WHAT YOU SHOULD DO:
With the pictures left out, return exactly the lines from the one containing "What's the underlying" through the end of the listing below.

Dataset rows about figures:
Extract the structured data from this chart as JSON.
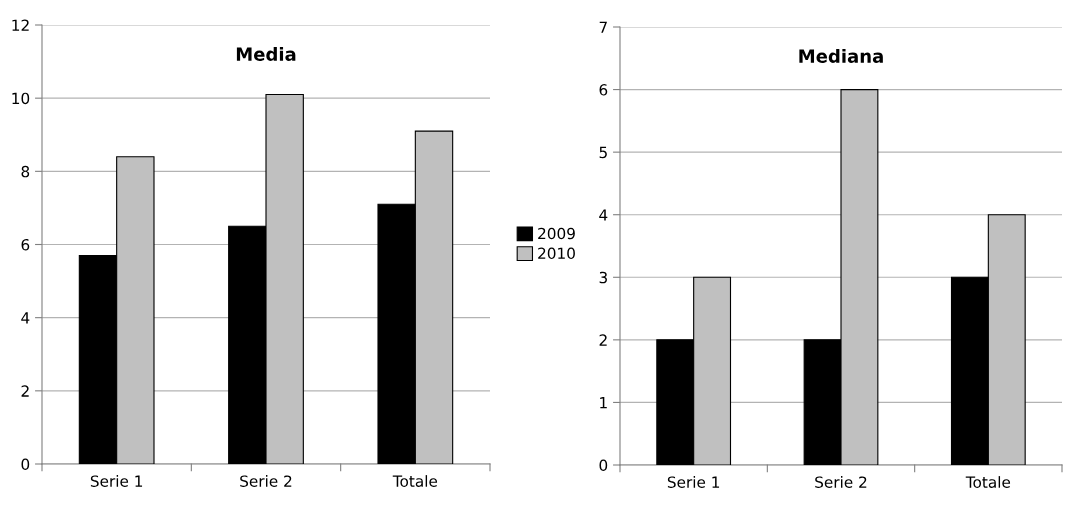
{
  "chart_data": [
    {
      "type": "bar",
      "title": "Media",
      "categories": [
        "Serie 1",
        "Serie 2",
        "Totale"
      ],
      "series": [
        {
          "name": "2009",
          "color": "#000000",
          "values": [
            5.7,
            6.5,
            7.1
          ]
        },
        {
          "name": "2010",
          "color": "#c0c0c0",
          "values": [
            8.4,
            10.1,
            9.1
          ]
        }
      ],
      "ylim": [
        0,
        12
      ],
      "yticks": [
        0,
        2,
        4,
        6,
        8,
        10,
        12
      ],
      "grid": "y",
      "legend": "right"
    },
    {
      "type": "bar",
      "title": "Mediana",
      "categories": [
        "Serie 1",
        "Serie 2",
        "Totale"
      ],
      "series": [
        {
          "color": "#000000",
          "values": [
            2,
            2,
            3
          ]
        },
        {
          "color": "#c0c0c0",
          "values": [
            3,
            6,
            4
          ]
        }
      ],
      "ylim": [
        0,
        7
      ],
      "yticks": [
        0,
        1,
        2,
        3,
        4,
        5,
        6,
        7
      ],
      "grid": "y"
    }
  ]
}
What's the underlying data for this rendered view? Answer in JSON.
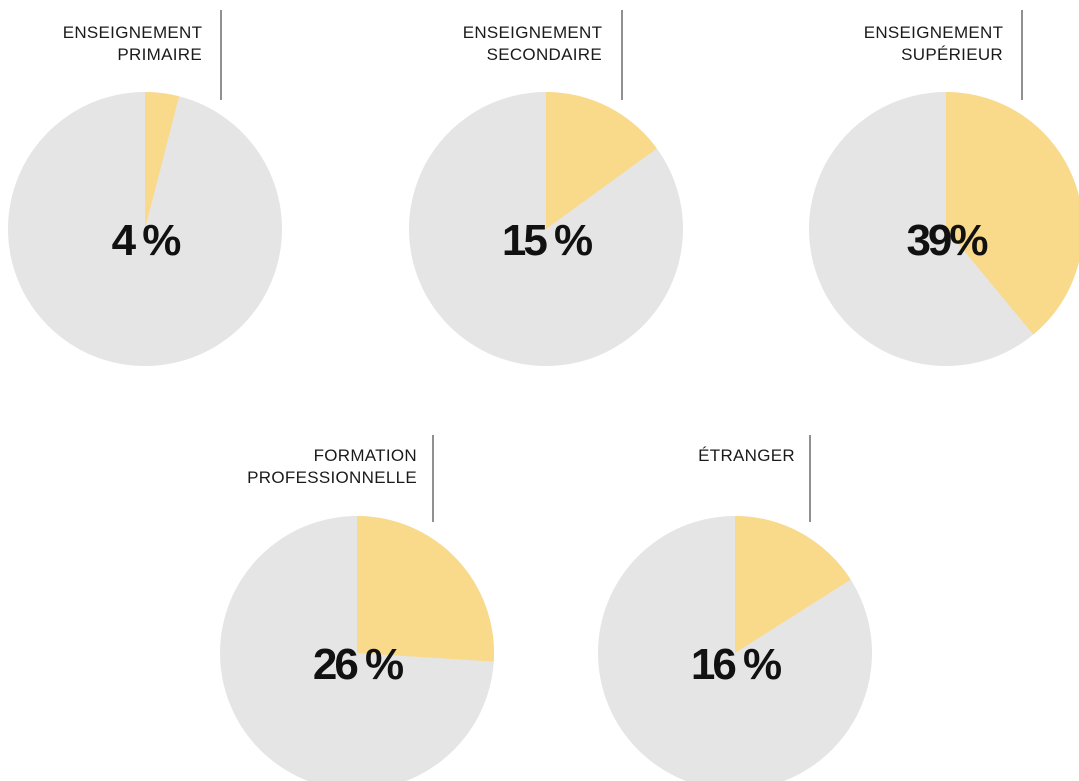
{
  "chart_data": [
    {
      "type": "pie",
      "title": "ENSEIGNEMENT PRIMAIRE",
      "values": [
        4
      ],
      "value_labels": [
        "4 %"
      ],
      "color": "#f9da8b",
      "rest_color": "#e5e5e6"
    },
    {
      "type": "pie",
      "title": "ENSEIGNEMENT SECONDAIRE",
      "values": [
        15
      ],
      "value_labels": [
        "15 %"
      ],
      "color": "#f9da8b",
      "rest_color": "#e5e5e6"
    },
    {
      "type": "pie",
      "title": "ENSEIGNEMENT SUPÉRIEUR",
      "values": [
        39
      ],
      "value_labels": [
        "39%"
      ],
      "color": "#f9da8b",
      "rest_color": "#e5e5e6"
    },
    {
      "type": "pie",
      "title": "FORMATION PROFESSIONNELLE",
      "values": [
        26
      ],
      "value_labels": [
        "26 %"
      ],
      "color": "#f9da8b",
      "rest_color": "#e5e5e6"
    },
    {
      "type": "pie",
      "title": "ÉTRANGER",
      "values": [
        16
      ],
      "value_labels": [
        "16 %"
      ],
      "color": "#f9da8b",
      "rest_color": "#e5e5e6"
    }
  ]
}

EXERCISE SOLUTION:
What's the underlying data for this rendered view? Answer in JSON.
{
  "chart_data": [
    {
      "type": "pie",
      "title": "ENSEIGNEMENT PRIMAIRE",
      "values": [
        4
      ],
      "value_labels": [
        "4 %"
      ],
      "color": "#f9da8b",
      "rest_color": "#e5e5e6"
    },
    {
      "type": "pie",
      "title": "ENSEIGNEMENT SECONDAIRE",
      "values": [
        15
      ],
      "value_labels": [
        "15 %"
      ],
      "color": "#f9da8b",
      "rest_color": "#e5e5e6"
    },
    {
      "type": "pie",
      "title": "ENSEIGNEMENT SUPÉRIEUR",
      "values": [
        39
      ],
      "value_labels": [
        "39%"
      ],
      "color": "#f9da8b",
      "rest_color": "#e5e5e6"
    },
    {
      "type": "pie",
      "title": "FORMATION PROFESSIONNELLE",
      "values": [
        26
      ],
      "value_labels": [
        "26 %"
      ],
      "color": "#f9da8b",
      "rest_color": "#e5e5e6"
    },
    {
      "type": "pie",
      "title": "ÉTRANGER",
      "values": [
        16
      ],
      "value_labels": [
        "16 %"
      ],
      "color": "#f9da8b",
      "rest_color": "#e5e5e6"
    }
  ]
}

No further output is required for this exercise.